**Data extracted from a collection**
+++++
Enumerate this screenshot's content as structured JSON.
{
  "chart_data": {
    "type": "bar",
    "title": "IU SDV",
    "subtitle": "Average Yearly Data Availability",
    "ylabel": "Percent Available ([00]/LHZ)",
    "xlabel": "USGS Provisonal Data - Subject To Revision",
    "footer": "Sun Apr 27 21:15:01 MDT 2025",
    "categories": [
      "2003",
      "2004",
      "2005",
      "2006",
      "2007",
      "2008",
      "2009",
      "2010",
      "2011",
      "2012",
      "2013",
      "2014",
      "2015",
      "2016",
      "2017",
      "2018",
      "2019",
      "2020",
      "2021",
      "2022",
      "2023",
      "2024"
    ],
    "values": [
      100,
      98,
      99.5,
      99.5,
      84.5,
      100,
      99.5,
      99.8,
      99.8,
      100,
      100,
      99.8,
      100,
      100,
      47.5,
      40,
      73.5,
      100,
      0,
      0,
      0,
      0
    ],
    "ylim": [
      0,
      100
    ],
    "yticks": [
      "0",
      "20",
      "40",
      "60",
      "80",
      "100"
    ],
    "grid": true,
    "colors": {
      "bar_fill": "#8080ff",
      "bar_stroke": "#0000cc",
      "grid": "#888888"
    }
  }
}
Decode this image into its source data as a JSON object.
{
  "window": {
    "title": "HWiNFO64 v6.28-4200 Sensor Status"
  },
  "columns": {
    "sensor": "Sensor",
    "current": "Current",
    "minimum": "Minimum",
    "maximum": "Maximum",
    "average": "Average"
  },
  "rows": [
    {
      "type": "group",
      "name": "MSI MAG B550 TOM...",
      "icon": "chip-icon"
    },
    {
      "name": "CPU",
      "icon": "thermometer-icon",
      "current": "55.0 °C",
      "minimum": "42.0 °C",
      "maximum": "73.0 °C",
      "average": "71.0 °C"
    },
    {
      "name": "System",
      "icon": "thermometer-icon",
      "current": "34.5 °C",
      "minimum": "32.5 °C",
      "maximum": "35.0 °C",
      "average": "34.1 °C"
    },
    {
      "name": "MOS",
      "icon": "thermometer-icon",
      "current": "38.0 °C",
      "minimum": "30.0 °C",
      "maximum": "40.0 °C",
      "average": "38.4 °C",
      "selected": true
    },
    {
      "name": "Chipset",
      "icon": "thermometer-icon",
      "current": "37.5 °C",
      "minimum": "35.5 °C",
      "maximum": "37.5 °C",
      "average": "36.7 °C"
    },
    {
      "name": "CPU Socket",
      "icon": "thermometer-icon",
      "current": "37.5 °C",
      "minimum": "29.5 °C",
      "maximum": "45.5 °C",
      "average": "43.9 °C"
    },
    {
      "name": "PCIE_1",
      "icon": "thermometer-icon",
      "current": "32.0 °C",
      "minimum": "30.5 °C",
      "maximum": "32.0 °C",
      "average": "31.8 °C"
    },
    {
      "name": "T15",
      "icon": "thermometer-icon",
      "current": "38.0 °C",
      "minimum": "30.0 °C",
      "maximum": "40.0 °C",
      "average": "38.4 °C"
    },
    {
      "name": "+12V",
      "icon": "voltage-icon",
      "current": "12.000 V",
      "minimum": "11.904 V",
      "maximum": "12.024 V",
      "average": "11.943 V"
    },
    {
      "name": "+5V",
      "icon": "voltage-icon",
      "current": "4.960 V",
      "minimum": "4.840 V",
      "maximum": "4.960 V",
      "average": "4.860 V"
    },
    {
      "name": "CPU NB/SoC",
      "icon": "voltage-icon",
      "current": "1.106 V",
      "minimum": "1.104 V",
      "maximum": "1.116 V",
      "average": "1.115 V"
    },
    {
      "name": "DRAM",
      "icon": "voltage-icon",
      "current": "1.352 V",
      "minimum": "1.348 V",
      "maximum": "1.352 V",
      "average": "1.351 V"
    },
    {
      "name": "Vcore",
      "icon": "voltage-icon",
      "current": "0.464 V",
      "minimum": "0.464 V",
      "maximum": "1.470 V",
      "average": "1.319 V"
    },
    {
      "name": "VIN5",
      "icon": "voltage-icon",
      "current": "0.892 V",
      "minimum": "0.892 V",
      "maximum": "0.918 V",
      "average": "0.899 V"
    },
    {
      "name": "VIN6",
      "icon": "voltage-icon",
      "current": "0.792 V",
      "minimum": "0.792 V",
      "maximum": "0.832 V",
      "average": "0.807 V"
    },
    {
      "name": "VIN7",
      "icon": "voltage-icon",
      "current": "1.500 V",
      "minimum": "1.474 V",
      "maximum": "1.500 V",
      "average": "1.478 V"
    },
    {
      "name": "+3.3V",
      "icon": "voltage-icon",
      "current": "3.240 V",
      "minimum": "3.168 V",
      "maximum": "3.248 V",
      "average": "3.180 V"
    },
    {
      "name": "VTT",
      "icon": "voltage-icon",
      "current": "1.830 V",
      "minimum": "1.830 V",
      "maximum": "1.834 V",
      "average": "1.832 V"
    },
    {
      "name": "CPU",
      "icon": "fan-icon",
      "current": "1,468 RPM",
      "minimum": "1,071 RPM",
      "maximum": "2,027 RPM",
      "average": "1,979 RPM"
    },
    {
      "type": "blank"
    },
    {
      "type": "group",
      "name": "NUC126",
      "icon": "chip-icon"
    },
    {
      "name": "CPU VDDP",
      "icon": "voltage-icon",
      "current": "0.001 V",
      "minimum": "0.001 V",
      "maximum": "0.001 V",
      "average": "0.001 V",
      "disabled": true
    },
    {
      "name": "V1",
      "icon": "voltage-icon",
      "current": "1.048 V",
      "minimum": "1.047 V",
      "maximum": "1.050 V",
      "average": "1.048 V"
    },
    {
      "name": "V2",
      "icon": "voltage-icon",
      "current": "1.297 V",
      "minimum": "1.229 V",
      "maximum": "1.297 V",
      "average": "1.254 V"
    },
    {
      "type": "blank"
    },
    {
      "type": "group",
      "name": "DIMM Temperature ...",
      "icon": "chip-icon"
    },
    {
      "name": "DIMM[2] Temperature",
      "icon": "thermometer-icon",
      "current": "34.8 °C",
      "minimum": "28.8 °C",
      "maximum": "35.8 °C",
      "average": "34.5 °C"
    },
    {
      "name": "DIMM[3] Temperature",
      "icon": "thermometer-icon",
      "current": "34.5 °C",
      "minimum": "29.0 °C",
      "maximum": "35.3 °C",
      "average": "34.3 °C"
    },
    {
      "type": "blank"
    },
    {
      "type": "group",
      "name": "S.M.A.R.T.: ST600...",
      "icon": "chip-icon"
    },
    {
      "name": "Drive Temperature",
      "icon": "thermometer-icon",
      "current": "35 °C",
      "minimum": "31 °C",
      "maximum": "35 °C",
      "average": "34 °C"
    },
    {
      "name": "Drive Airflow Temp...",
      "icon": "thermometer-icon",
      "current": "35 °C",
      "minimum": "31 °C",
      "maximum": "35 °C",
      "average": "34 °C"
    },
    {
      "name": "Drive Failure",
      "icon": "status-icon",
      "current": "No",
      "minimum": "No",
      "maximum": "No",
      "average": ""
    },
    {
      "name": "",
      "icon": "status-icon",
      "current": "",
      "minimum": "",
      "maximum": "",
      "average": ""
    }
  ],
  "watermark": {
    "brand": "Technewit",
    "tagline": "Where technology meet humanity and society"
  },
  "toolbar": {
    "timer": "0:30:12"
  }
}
+++++
**Work to complete**
Scan the data above and copy every line with "JSON" in it.

**Problem solution**
Enumerate this screenshot's content as structured JSON.
Decode this image into its source data as a JSON object.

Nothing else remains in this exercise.